### STORED RECORDS
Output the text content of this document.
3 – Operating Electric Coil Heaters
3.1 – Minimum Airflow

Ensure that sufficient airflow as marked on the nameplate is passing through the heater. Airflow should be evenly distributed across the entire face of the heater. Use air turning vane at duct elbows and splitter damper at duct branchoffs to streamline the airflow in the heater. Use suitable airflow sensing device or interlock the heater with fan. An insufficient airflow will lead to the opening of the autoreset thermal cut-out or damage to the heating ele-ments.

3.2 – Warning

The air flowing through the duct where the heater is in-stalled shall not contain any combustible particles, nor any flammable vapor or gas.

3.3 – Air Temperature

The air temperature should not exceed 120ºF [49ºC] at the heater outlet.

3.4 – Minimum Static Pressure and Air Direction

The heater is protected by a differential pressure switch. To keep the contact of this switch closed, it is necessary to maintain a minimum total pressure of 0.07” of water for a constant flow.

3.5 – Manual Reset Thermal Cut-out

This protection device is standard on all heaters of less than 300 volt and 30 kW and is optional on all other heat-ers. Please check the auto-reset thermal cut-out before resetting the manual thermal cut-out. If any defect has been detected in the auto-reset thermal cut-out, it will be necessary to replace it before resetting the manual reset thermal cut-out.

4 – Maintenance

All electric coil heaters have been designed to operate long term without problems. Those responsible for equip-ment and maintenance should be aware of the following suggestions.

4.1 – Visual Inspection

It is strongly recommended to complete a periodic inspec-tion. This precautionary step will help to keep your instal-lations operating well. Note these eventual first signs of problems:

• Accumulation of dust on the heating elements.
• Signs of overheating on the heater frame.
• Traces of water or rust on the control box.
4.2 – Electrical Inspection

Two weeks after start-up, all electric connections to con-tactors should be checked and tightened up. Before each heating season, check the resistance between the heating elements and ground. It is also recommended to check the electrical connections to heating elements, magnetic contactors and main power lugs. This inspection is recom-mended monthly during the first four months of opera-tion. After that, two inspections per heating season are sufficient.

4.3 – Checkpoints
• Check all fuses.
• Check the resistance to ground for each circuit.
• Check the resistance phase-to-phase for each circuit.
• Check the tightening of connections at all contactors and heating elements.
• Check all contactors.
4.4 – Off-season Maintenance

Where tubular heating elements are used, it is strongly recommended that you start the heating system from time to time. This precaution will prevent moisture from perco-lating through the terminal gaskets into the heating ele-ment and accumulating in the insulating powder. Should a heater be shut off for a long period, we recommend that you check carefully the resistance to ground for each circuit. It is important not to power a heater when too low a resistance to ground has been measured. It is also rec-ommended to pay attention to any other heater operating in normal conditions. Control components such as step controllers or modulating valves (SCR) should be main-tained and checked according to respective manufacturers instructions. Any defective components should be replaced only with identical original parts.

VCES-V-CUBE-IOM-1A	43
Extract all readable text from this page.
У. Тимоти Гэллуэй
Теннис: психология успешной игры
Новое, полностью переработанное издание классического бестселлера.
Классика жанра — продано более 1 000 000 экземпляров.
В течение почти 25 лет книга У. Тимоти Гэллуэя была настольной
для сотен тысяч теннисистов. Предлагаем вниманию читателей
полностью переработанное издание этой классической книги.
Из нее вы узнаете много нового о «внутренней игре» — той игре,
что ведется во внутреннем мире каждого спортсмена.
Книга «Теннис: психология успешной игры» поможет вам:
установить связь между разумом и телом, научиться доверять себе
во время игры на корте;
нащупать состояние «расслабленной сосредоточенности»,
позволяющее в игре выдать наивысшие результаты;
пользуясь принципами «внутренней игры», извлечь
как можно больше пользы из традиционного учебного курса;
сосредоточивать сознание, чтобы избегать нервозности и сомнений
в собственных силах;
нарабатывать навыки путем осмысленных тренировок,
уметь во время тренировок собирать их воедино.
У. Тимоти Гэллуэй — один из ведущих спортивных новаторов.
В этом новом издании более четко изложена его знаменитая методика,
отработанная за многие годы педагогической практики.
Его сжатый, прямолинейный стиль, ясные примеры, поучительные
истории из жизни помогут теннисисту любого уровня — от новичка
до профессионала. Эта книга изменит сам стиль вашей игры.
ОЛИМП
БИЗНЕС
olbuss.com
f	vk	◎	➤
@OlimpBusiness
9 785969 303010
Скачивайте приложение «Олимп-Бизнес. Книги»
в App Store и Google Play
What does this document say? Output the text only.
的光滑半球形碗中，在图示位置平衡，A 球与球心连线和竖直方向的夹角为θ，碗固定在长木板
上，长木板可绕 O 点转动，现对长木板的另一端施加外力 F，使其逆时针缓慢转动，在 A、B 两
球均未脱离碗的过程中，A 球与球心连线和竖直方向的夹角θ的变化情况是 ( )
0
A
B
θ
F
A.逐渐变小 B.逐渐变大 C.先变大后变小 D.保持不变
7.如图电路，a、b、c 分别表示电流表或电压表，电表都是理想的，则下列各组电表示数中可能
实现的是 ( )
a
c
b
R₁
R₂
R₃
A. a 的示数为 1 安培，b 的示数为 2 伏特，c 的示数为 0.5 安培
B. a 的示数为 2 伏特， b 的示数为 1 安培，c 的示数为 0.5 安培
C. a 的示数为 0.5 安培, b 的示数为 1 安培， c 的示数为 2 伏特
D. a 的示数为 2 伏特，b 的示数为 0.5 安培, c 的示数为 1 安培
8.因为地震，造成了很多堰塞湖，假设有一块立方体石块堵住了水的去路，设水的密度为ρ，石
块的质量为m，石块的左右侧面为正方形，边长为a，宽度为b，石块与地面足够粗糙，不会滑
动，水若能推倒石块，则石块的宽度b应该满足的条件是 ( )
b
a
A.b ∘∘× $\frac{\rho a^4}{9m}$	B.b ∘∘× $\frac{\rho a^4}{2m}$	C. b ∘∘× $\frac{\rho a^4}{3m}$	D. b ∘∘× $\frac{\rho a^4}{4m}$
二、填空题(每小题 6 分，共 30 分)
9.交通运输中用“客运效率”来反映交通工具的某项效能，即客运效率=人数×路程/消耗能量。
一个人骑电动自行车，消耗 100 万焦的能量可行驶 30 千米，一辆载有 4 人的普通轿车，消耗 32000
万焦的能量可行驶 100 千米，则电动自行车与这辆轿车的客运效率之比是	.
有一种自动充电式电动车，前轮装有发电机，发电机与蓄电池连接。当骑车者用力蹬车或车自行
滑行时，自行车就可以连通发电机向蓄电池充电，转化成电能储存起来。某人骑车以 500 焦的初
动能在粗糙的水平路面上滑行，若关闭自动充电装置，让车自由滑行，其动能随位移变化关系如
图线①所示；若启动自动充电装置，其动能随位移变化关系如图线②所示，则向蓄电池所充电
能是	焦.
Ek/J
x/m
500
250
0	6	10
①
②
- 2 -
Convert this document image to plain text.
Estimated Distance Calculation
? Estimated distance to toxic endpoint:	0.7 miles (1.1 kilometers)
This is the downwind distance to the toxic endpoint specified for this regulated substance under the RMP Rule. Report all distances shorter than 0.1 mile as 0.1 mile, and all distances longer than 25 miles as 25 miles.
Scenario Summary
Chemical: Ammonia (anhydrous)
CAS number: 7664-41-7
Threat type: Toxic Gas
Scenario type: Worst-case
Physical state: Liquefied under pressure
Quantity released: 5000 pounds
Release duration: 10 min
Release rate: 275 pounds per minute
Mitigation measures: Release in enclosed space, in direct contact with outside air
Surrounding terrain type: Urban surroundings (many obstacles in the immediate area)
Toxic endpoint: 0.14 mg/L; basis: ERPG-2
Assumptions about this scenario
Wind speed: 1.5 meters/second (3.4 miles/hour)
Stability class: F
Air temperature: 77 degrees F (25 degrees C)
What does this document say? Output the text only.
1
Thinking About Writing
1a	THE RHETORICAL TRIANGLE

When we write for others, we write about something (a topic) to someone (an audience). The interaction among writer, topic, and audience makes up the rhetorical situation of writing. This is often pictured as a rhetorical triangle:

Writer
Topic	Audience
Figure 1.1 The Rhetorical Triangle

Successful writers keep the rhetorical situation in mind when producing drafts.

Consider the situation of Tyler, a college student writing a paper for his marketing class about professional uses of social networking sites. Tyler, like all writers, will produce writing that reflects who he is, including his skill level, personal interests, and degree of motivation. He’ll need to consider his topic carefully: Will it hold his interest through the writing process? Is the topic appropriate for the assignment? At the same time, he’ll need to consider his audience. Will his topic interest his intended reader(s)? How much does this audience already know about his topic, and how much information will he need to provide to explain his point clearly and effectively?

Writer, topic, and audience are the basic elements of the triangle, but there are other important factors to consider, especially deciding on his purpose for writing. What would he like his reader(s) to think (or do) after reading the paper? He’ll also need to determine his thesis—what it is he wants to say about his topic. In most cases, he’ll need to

### EXERCISE DETAILS
Select the lines in this material that hold the word "психология", leaving none out.

### SOLUTION TO THE EXERCISE
Теннис: психология успешной игры
Книга «Теннис: психология успешной игры» поможет вам:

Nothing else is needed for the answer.